A run of records
Begin

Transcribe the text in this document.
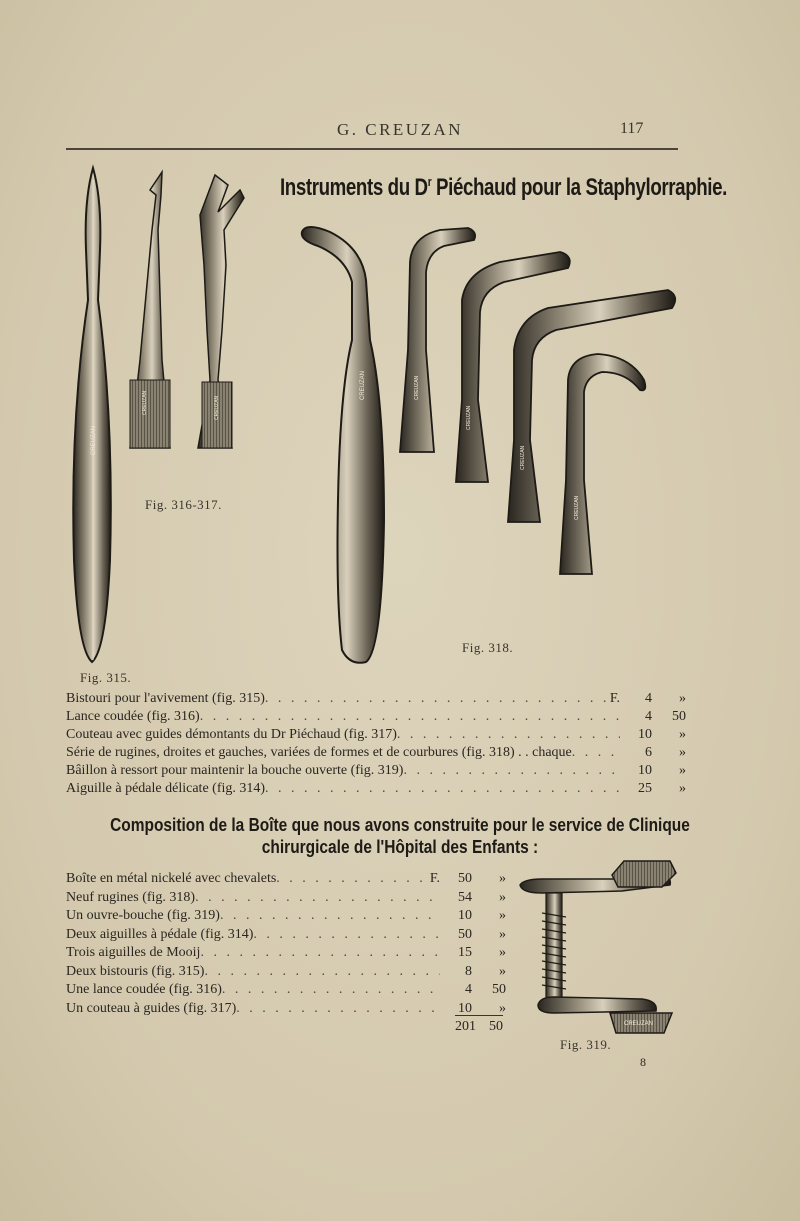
G. CREUZAN	117
Instruments du $D^r$ Piéchaud pour la Staphylorraphie.
CREUZAN
CREUZAN	CREUZAN
CREUZAN	CREUZAN
CREUZAN
CREUZAN
CREUZAN
Fig. 316-317.
Fig. 318.
Fig. 315.
Bistouri pour l'avivement (fig. 315) . . .	F.	4	»
Lance coudée (fig. 316) . . .	4	50
Couteau avec guides démontants du Dr Piéchaud (fig. 317) . . .	10	»
Série de rugines, droites et gauches, variées de formes et de courbures (fig. 318) . . chaque . . .	6	»
Bâillon à ressort pour maintenir la bouche ouverte (fig. 319) . . .	10	»
Aiguille à pédale délicate (fig. 314) . . .	25	»
Composition de la Boîte que nous avons construite pour le service de Clinique
chirurgicale de l'Hôpital des Enfants :
Boîte en métal nickelé avec chevalets . . .	F.	50	»
Neuf rugines (fig. 318) . . .	54	»
Un ouvre-bouche (fig. 319) . . .	10	»
Deux aiguilles à pédale (fig. 314) . . .	50	»
Trois aiguilles de Mooij . . .	15	»
Deux bistouris (fig. 315) . . .	8	»
Une lance coudée (fig. 316) . . .	4	50
Un couteau à guides (fig. 317) . . .	10	»
201 50	CREUZAN
Fig. 319.
8
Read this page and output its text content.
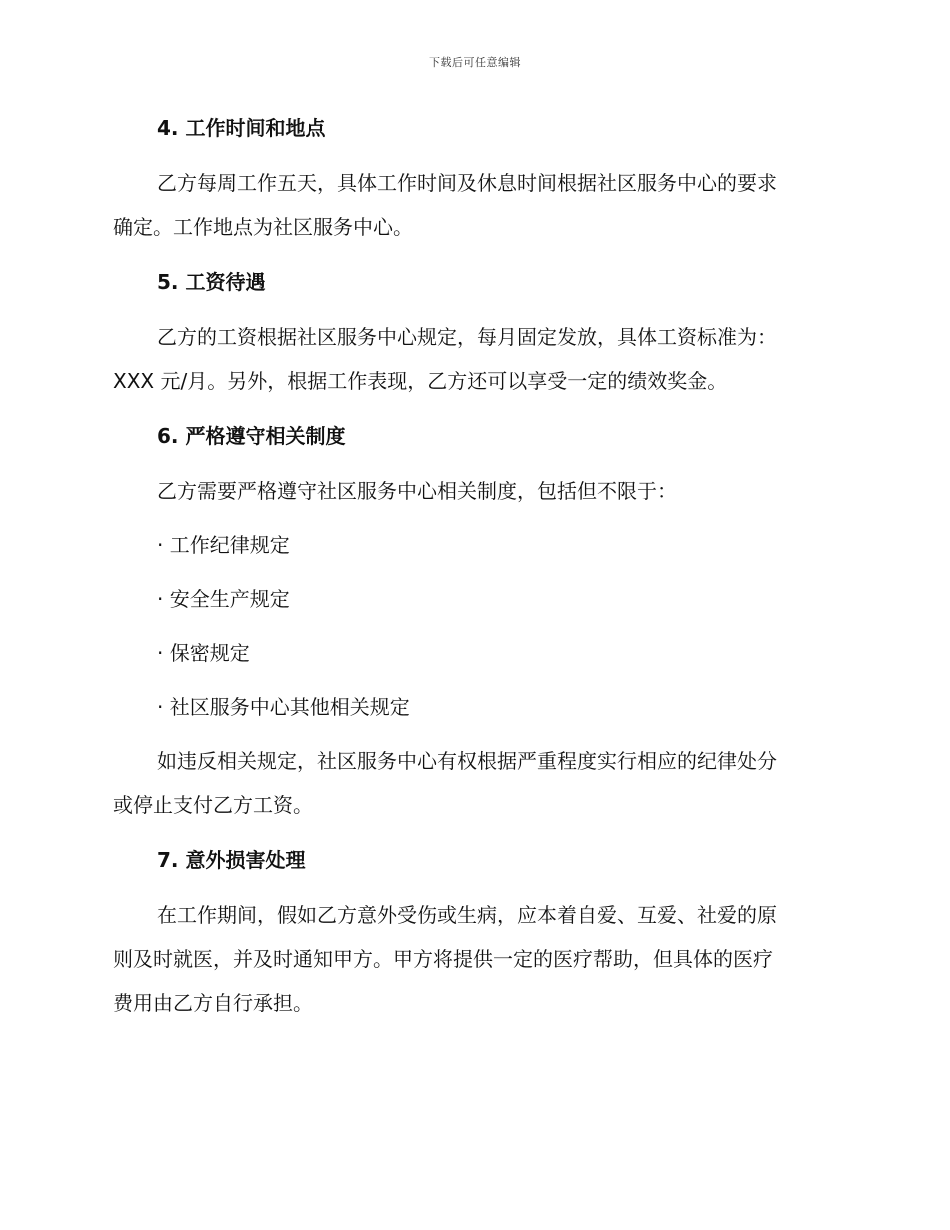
下载后可任意编辑
4. 工作时间和地点
乙方每周工作五天，具体工作时间及休息时间根据社区服务中心的要求
确定。工作地点为社区服务中心。
5. 工资待遇
乙方的工资根据社区服务中心规定，每月固定发放，具体工资标准为：
XXX 元/月。另外，根据工作表现，乙方还可以享受一定的绩效奖金。
6. 严格遵守相关制度
乙方需要严格遵守社区服务中心相关制度，包括但不限于：
· 工作纪律规定
· 安全生产规定
· 保密规定
· 社区服务中心其他相关规定
如违反相关规定，社区服务中心有权根据严重程度实行相应的纪律处分
或停止支付乙方工资。
7. 意外损害处理
在工作期间，假如乙方意外受伤或生病，应本着自爱、互爱、社爱的原
则及时就医，并及时通知甲方。甲方将提供一定的医疗帮助，但具体的医疗
费用由乙方自行承担。
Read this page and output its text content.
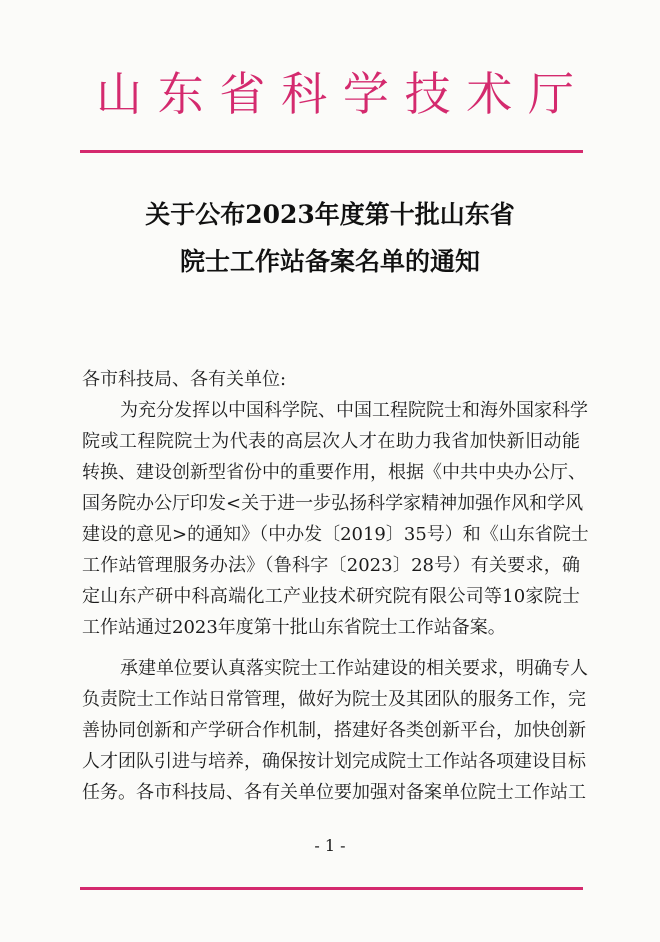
山东省科学技术厅
关于公布2023年度第十批山东省
院士工作站备案名单的通知
各市科技局、各有关单位:
为充分发挥以中国科学院、中国工程院院士和海外国家科学
院或工程院院士为代表的高层次人才在助力我省加快新旧动能
转换、建设创新型省份中的重要作用，根据《中共中央办公厅、
国务院办公厅印发<关于进一步弘扬科学家精神加强作风和学风
建设的意见>的通知》（中办发〔2019〕35号）和《山东省院士
工作站管理服务办法》（鲁科字〔2023〕28号）有关要求，确
定山东产研中科高端化工产业技术研究院有限公司等10家院士
工作站通过2023年度第十批山东省院士工作站备案。
承建单位要认真落实院士工作站建设的相关要求，明确专人
负责院士工作站日常管理，做好为院士及其团队的服务工作，完
善协同创新和产学研合作机制，搭建好各类创新平台，加快创新
人才团队引进与培养，确保按计划完成院士工作站各项建设目标
任务。各市科技局、各有关单位要加强对备案单位院士工作站工
- 1 -
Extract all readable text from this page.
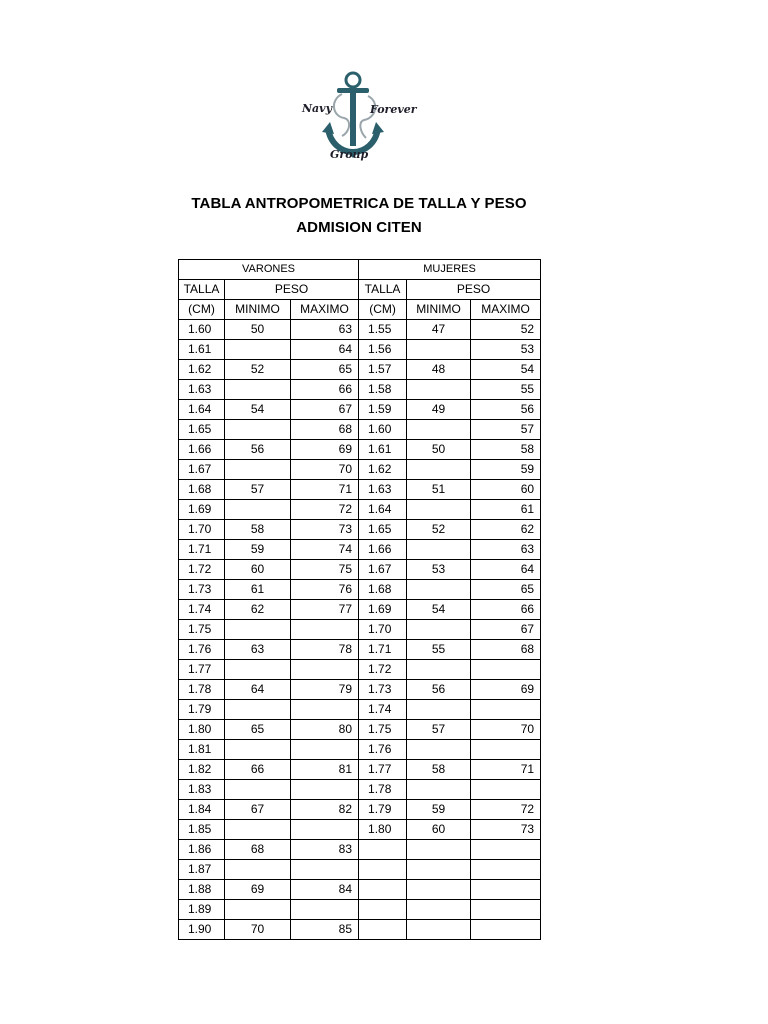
Navy	Forever
Group
TABLA ANTROPOMETRICA DE TALLA Y PESO
ADMISION CITEN
VARONES			MUJERES		
TALLA	PESO		TALLA	PESO	
(CM)	MINIMO	MAXIMO	(CM)	MINIMO	MAXIMO
1.60	50	63	1.55	47	52
1.61		64	1.56		53
1.62	52	65	1.57	48	54
1.63		66	1.58		55
1.64	54	67	1.59	49	56
1.65		68	1.60		57
1.66	56	69	1.61	50	58
1.67		70	1.62		59
1.68	57	71	1.63	51	60
1.69		72	1.64		61
1.70	58	73	1.65	52	62
1.71	59	74	1.66		63
1.72	60	75	1.67	53	64
1.73	61	76	1.68		65
1.74	62	77	1.69	54	66
1.75			1.70		67
1.76	63	78	1.71	55	68
1.77			1.72		
1.78	64	79	1.73	56	69
1.79			1.74		
1.80	65	80	1.75	57	70
1.81			1.76		
1.82	66	81	1.77	58	71
1.83			1.78		
1.84	67	82	1.79	59	72
1.85			1.80	60	73
1.86	68	83			
1.87					
1.88	69	84			
1.89					
1.90	70	85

End

## Instruction
Pick every line with "bouche" in it and copy it.

## Complete answer
Bâillon à ressort pour maintenir la bouche ouverte (fig. 319) . . .	10	»
Un ouvre-bouche (fig. 319) . . .	10	»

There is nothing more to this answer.